TASK DETAILS: Using the listing below, report all lines holding the word "мастера".

DATA PROVIDED:
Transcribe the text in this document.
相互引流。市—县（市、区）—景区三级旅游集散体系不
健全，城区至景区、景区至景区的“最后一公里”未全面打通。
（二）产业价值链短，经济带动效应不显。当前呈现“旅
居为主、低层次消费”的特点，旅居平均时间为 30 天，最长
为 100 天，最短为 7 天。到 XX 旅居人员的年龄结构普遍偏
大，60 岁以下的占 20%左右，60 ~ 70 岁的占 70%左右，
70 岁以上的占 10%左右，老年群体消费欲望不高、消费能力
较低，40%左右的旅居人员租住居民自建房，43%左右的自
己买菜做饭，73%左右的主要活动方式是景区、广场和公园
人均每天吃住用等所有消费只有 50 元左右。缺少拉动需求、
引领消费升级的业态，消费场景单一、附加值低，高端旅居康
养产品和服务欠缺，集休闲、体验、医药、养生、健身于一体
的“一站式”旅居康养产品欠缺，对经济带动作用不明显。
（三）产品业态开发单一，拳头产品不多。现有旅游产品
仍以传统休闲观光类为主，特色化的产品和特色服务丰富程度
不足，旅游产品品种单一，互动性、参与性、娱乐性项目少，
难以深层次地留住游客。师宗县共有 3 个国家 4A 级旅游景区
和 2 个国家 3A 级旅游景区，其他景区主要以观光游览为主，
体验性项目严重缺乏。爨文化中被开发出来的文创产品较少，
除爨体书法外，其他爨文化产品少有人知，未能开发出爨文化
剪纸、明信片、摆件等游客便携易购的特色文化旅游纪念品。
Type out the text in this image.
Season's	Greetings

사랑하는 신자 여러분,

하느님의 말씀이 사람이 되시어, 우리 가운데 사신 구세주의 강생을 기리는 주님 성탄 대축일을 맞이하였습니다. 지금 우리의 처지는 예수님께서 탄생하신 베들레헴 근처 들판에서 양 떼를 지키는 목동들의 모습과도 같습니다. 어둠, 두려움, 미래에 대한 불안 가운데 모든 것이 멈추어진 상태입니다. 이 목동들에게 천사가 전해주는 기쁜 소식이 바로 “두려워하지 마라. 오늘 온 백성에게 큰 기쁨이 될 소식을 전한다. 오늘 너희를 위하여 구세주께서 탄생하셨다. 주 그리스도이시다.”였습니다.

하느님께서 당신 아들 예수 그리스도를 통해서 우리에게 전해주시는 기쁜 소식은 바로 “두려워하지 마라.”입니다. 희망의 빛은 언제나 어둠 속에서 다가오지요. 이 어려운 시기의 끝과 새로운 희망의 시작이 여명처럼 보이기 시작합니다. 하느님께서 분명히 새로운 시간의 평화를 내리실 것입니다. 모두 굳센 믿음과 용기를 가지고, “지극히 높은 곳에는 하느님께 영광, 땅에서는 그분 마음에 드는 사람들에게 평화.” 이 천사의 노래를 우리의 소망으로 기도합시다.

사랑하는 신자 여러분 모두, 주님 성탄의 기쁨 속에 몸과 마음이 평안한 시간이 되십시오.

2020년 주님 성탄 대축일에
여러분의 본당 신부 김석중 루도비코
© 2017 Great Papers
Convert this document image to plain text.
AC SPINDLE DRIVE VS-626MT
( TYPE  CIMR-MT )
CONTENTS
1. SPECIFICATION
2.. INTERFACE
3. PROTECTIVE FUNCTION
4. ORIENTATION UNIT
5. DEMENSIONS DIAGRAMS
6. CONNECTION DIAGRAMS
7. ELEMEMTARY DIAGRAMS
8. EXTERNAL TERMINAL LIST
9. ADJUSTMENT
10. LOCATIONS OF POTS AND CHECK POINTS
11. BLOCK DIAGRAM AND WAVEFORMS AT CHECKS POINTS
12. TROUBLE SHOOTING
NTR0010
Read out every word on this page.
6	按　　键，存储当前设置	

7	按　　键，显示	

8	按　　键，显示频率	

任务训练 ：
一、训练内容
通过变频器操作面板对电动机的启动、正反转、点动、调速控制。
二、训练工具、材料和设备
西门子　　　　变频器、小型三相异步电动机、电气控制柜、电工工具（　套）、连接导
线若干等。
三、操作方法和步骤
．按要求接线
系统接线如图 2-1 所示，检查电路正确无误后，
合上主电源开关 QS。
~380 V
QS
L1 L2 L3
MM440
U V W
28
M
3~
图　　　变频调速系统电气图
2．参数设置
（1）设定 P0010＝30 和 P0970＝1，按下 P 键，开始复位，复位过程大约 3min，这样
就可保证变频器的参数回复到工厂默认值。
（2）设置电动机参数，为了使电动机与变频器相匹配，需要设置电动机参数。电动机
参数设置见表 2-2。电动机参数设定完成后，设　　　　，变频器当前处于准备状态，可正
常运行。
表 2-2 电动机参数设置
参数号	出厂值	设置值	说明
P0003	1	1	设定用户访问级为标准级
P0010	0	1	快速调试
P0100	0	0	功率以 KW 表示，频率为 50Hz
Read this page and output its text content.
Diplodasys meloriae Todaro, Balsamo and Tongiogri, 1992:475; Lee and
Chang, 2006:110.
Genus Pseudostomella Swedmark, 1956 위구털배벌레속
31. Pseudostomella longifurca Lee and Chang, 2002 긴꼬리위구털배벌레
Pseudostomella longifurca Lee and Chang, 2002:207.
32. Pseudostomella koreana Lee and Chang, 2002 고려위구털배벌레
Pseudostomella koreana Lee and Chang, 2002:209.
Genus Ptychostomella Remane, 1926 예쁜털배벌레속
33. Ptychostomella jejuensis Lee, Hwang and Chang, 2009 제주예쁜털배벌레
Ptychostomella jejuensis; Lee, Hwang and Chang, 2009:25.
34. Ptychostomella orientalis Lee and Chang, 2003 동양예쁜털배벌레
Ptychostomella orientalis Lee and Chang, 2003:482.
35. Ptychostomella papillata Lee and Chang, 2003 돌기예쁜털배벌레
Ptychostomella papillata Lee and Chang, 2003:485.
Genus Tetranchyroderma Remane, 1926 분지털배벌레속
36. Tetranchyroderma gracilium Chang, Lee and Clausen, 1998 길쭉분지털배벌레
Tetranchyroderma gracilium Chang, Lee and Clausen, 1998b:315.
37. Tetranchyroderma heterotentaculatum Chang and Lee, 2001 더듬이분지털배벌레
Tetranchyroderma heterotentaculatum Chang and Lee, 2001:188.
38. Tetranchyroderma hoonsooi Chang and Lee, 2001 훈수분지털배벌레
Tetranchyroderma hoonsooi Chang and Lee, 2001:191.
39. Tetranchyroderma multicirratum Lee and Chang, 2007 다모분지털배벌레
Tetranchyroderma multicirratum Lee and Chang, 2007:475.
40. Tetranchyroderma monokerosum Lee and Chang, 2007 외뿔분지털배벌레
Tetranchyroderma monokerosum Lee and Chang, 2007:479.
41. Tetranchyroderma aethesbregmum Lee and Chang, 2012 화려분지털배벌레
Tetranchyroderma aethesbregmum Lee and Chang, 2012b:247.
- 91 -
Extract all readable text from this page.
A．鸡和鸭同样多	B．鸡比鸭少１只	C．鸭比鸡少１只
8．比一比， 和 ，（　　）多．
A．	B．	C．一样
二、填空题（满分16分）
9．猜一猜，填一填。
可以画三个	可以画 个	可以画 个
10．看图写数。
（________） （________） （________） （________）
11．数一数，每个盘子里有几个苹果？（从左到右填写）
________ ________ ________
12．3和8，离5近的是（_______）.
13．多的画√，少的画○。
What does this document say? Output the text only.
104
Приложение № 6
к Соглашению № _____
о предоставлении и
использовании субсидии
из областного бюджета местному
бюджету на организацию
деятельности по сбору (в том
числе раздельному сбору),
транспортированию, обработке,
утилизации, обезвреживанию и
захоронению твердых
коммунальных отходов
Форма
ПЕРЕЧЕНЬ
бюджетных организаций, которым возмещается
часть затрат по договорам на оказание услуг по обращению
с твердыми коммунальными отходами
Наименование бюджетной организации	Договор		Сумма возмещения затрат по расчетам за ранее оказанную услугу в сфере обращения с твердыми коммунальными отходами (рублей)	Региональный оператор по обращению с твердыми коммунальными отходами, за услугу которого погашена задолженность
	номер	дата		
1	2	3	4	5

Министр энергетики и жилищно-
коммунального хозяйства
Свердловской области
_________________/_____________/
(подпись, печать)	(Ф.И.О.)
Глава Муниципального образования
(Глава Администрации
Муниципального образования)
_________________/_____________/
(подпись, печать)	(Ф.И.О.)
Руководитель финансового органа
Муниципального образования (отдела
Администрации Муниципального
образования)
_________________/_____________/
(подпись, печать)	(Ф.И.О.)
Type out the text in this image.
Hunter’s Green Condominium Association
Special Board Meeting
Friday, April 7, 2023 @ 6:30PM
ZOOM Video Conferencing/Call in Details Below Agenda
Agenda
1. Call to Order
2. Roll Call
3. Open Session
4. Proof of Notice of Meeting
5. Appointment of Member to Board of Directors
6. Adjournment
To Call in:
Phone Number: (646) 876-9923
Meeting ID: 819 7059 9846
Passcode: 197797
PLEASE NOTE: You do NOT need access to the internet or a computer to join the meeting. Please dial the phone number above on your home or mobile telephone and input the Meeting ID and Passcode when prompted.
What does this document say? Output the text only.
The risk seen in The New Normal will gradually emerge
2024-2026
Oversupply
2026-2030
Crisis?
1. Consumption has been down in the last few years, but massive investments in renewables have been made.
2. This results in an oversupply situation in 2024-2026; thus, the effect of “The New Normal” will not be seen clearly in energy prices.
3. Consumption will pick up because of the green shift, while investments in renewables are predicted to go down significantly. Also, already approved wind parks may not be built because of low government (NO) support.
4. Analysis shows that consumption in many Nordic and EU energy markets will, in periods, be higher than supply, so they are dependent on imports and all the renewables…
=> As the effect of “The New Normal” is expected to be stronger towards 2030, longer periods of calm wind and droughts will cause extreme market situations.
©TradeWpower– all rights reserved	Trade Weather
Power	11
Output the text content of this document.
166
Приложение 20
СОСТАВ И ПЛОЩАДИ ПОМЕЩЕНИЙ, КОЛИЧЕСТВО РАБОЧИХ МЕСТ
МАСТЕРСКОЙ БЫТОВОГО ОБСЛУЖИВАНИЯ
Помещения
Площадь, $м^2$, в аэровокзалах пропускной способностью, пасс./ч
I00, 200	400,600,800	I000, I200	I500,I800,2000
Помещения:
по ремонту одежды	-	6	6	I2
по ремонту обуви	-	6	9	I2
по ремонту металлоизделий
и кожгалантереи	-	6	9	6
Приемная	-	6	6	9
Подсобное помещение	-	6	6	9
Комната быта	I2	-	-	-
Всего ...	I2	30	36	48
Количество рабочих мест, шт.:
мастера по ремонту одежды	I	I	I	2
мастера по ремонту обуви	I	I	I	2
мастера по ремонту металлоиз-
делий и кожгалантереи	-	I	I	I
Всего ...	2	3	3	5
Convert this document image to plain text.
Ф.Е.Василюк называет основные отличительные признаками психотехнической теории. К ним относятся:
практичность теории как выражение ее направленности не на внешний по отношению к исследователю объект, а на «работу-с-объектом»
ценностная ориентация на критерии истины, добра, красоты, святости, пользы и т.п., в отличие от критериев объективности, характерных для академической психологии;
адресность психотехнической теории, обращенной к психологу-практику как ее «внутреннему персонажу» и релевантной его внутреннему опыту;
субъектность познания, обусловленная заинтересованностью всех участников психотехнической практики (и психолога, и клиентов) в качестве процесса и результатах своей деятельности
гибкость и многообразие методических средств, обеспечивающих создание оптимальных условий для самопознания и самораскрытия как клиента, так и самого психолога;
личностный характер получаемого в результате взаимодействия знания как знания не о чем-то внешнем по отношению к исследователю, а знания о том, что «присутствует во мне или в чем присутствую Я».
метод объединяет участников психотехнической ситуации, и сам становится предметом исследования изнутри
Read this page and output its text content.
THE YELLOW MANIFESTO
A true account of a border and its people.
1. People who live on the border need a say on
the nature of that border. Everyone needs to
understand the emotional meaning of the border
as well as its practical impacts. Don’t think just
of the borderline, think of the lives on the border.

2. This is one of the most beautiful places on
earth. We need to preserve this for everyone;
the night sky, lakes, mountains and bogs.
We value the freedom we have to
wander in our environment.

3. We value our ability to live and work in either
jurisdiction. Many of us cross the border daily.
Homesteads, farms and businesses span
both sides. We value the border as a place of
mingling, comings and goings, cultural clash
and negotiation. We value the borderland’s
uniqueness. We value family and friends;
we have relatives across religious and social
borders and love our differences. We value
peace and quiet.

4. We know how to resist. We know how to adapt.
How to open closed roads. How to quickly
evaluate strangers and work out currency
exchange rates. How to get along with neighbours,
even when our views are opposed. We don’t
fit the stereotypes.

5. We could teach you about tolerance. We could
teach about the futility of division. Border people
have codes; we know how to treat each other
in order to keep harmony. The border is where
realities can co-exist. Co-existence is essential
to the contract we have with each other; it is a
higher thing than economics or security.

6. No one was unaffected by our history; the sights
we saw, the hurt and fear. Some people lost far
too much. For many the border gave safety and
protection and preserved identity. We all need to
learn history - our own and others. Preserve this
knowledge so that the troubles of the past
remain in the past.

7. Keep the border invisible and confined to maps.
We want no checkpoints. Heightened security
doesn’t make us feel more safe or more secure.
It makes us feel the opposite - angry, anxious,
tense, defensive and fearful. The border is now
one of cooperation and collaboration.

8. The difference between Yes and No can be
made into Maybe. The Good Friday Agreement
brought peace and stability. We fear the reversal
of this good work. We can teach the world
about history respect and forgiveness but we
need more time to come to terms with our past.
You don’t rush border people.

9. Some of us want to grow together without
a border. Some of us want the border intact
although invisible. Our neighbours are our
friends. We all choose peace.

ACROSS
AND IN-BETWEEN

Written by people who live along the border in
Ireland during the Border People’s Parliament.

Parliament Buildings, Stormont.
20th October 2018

IN RESPONSE:
мастера по ремонту одежды	I	I	I	2
мастера по ремонту обуви	I	I	I	2
мастера по ремонту металлоиз-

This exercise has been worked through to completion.